Stored data:
** Start **

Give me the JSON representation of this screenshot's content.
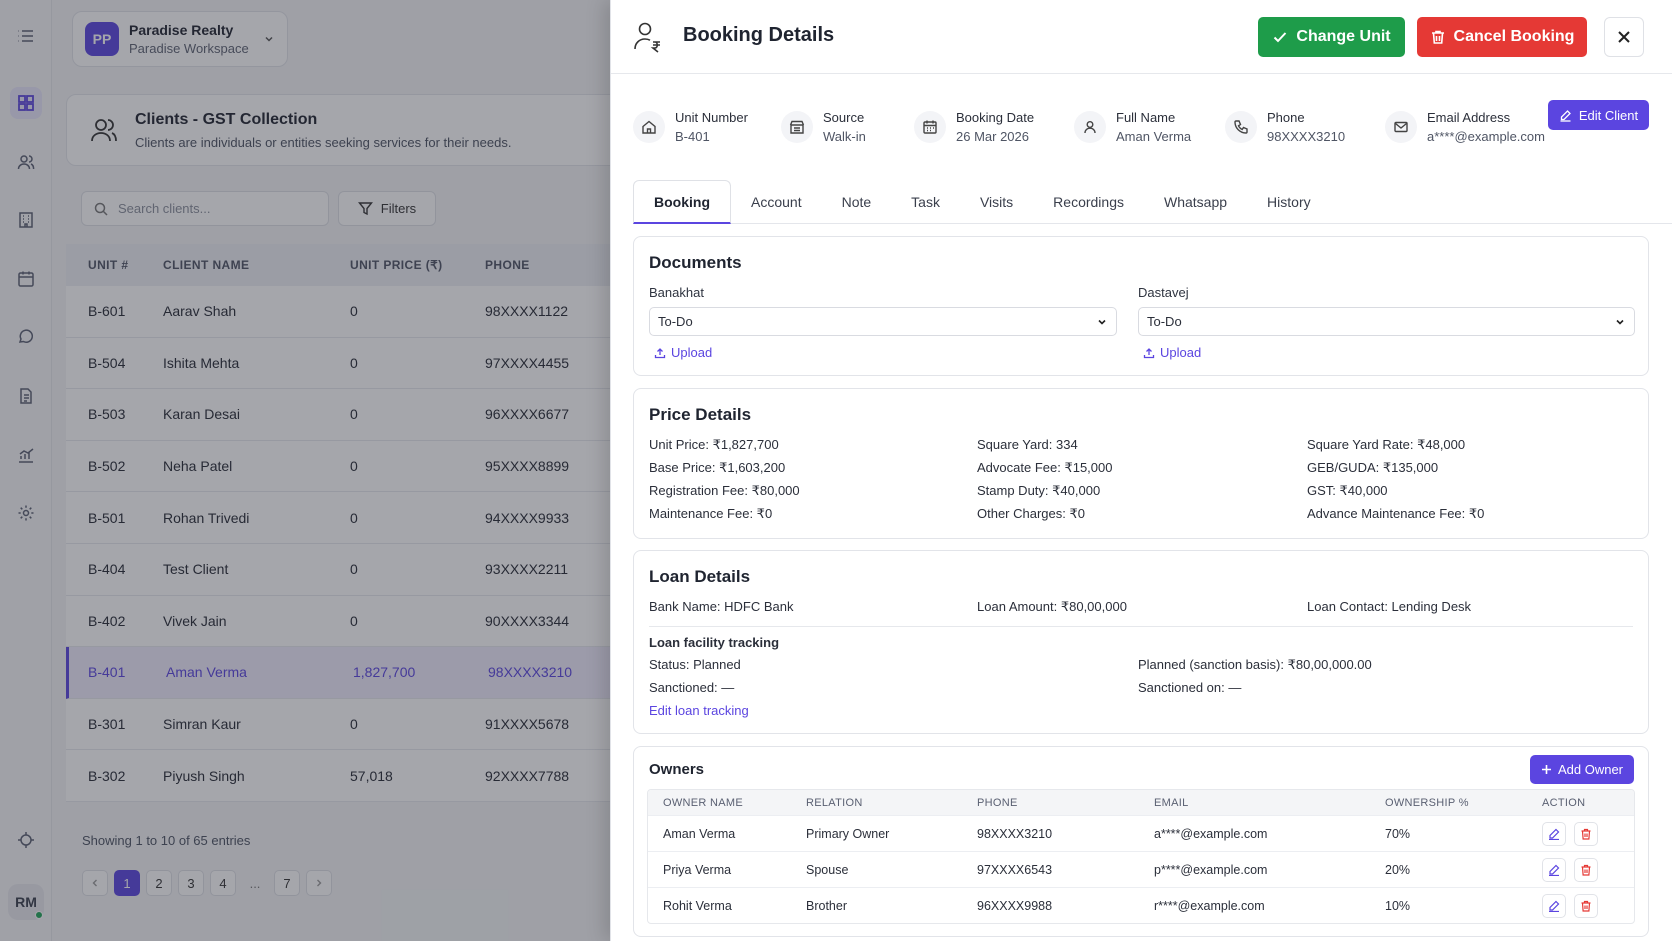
{
  "workspace": {
    "initials": "PP",
    "name": "Paradise Realty",
    "sub": "Paradise Workspace"
  },
  "user": {
    "initials": "RM"
  },
  "page": {
    "title": "Clients - GST Collection",
    "subtitle": "Clients are individuals or entities seeking services for their needs."
  },
  "search": {
    "placeholder": "Search clients..."
  },
  "filters_label": "Filters",
  "table": {
    "columns": [
      "UNIT #",
      "CLIENT NAME",
      "UNIT PRICE (₹)",
      "PHONE"
    ],
    "rows": [
      [
        "B-601",
        "Aarav Shah",
        "0",
        "98XXXX1122"
      ],
      [
        "B-504",
        "Ishita Mehta",
        "0",
        "97XXXX4455"
      ],
      [
        "B-503",
        "Karan Desai",
        "0",
        "96XXXX6677"
      ],
      [
        "B-502",
        "Neha Patel",
        "0",
        "95XXXX8899"
      ],
      [
        "B-501",
        "Rohan Trivedi",
        "0",
        "94XXXX9933"
      ],
      [
        "B-404",
        "Test Client",
        "0",
        "93XXXX2211"
      ],
      [
        "B-402",
        "Vivek Jain",
        "0",
        "90XXXX3344"
      ],
      [
        "B-401",
        "Aman Verma",
        "1,827,700",
        "98XXXX3210"
      ],
      [
        "B-301",
        "Simran Kaur",
        "0",
        "91XXXX5678"
      ],
      [
        "B-302",
        "Piyush Singh",
        "57,018",
        "92XXXX7788"
      ]
    ]
  },
  "showing": "Showing 1 to 10 of 65 entries",
  "pagination": [
    "1",
    "2",
    "3",
    "4",
    "...",
    "7"
  ],
  "drawer": {
    "title": "Booking Details",
    "change_unit": "Change Unit",
    "cancel_booking": "Cancel Booking",
    "edit_client": "Edit Client",
    "info": [
      {
        "label": "Unit Number",
        "value": "B-401"
      },
      {
        "label": "Source",
        "value": "Walk-in"
      },
      {
        "label": "Booking Date",
        "value": "26 Mar 2026"
      },
      {
        "label": "Full Name",
        "value": "Aman Verma"
      },
      {
        "label": "Phone",
        "value": "98XXXX3210"
      },
      {
        "label": "Email Address",
        "value": "a****@example.com"
      }
    ],
    "tabs": [
      "Booking",
      "Account",
      "Note",
      "Task",
      "Visits",
      "Recordings",
      "Whatsapp",
      "History"
    ],
    "documents": {
      "title": "Documents",
      "banakhat_label": "Banakhat",
      "banakhat_value": "To-Do",
      "dastavej_label": "Dastavej",
      "dastavej_value": "To-Do",
      "upload": "Upload"
    },
    "price": {
      "title": "Price Details",
      "items": [
        "Unit Price: ₹1,827,700",
        "Square Yard: 334",
        "Square Yard Rate: ₹48,000",
        "Base Price: ₹1,603,200",
        "Advocate Fee: ₹15,000",
        "GEB/GUDA: ₹135,000",
        "Registration Fee: ₹80,000",
        "Stamp Duty: ₹40,000",
        "GST: ₹40,000",
        "Maintenance Fee: ₹0",
        "Other Charges: ₹0",
        "Advance Maintenance Fee: ₹0"
      ]
    },
    "loan": {
      "title": "Loan Details",
      "bank": "Bank Name: HDFC Bank",
      "amount": "Loan Amount: ₹80,00,000",
      "contact": "Loan Contact: Lending Desk",
      "tracking_title": "Loan facility tracking",
      "status": "Status: Planned",
      "planned": "Planned (sanction basis): ₹80,00,000.00",
      "sanctioned": "Sanctioned: —",
      "sanctioned_on": "Sanctioned on: —",
      "edit_link": "Edit loan tracking"
    },
    "owners": {
      "title": "Owners",
      "add": "Add Owner",
      "columns": [
        "OWNER NAME",
        "RELATION",
        "PHONE",
        "EMAIL",
        "OWNERSHIP %",
        "ACTION"
      ],
      "rows": [
        [
          "Aman Verma",
          "Primary Owner",
          "98XXXX3210",
          "a****@example.com",
          "70%"
        ],
        [
          "Priya Verma",
          "Spouse",
          "97XXXX6543",
          "p****@example.com",
          "20%"
        ],
        [
          "Rohit Verma",
          "Brother",
          "96XXXX9988",
          "r****@example.com",
          "10%"
        ]
      ]
    }
  },
  "colors": {
    "accent": "#5b45e0",
    "success": "#1e9c4a",
    "danger": "#e53935"
  }
}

** End **

§ **Required work**
Repeat each entry precisely as it appears. Leave the pictures out.

§ **Finished exercise**
Give me the JSON representation of this screenshot's content.
{
  "workspace": {
    "initials": "PP",
    "name": "Paradise Realty",
    "sub": "Paradise Workspace"
  },
  "user": {
    "initials": "RM"
  },
  "page": {
    "title": "Clients - GST Collection",
    "subtitle": "Clients are individuals or entities seeking services for their needs."
  },
  "search": {
    "placeholder": "Search clients..."
  },
  "filters_label": "Filters",
  "table": {
    "columns": [
      "UNIT #",
      "CLIENT NAME",
      "UNIT PRICE (₹)",
      "PHONE"
    ],
    "rows": [
      [
        "B-601",
        "Aarav Shah",
        "0",
        "98XXXX1122"
      ],
      [
        "B-504",
        "Ishita Mehta",
        "0",
        "97XXXX4455"
      ],
      [
        "B-503",
        "Karan Desai",
        "0",
        "96XXXX6677"
      ],
      [
        "B-502",
        "Neha Patel",
        "0",
        "95XXXX8899"
      ],
      [
        "B-501",
        "Rohan Trivedi",
        "0",
        "94XXXX9933"
      ],
      [
        "B-404",
        "Test Client",
        "0",
        "93XXXX2211"
      ],
      [
        "B-402",
        "Vivek Jain",
        "0",
        "90XXXX3344"
      ],
      [
        "B-401",
        "Aman Verma",
        "1,827,700",
        "98XXXX3210"
      ],
      [
        "B-301",
        "Simran Kaur",
        "0",
        "91XXXX5678"
      ],
      [
        "B-302",
        "Piyush Singh",
        "57,018",
        "92XXXX7788"
      ]
    ]
  },
  "showing": "Showing 1 to 10 of 65 entries",
  "pagination": [
    "1",
    "2",
    "3",
    "4",
    "...",
    "7"
  ],
  "drawer": {
    "title": "Booking Details",
    "change_unit": "Change Unit",
    "cancel_booking": "Cancel Booking",
    "edit_client": "Edit Client",
    "info": [
      {
        "label": "Unit Number",
        "value": "B-401"
      },
      {
        "label": "Source",
        "value": "Walk-in"
      },
      {
        "label": "Booking Date",
        "value": "26 Mar 2026"
      },
      {
        "label": "Full Name",
        "value": "Aman Verma"
      },
      {
        "label": "Phone",
        "value": "98XXXX3210"
      },
      {
        "label": "Email Address",
        "value": "a****@example.com"
      }
    ],
    "tabs": [
      "Booking",
      "Account",
      "Note",
      "Task",
      "Visits",
      "Recordings",
      "Whatsapp",
      "History"
    ],
    "documents": {
      "title": "Documents",
      "banakhat_label": "Banakhat",
      "banakhat_value": "To-Do",
      "dastavej_label": "Dastavej",
      "dastavej_value": "To-Do",
      "upload": "Upload"
    },
    "price": {
      "title": "Price Details",
      "items": [
        "Unit Price: ₹1,827,700",
        "Square Yard: 334",
        "Square Yard Rate: ₹48,000",
        "Base Price: ₹1,603,200",
        "Advocate Fee: ₹15,000",
        "GEB/GUDA: ₹135,000",
        "Registration Fee: ₹80,000",
        "Stamp Duty: ₹40,000",
        "GST: ₹40,000",
        "Maintenance Fee: ₹0",
        "Other Charges: ₹0",
        "Advance Maintenance Fee: ₹0"
      ]
    },
    "loan": {
      "title": "Loan Details",
      "bank": "Bank Name: HDFC Bank",
      "amount": "Loan Amount: ₹80,00,000",
      "contact": "Loan Contact: Lending Desk",
      "tracking_title": "Loan facility tracking",
      "status": "Status: Planned",
      "planned": "Planned (sanction basis): ₹80,00,000.00",
      "sanctioned": "Sanctioned: —",
      "sanctioned_on": "Sanctioned on: —",
      "edit_link": "Edit loan tracking"
    },
    "owners": {
      "title": "Owners",
      "add": "Add Owner",
      "columns": [
        "OWNER NAME",
        "RELATION",
        "PHONE",
        "EMAIL",
        "OWNERSHIP %",
        "ACTION"
      ],
      "rows": [
        [
          "Aman Verma",
          "Primary Owner",
          "98XXXX3210",
          "a****@example.com",
          "70%"
        ],
        [
          "Priya Verma",
          "Spouse",
          "97XXXX6543",
          "p****@example.com",
          "20%"
        ],
        [
          "Rohit Verma",
          "Brother",
          "96XXXX9988",
          "r****@example.com",
          "10%"
        ]
      ]
    }
  },
  "colors": {
    "accent": "#5b45e0",
    "success": "#1e9c4a",
    "danger": "#e53935"
  }
}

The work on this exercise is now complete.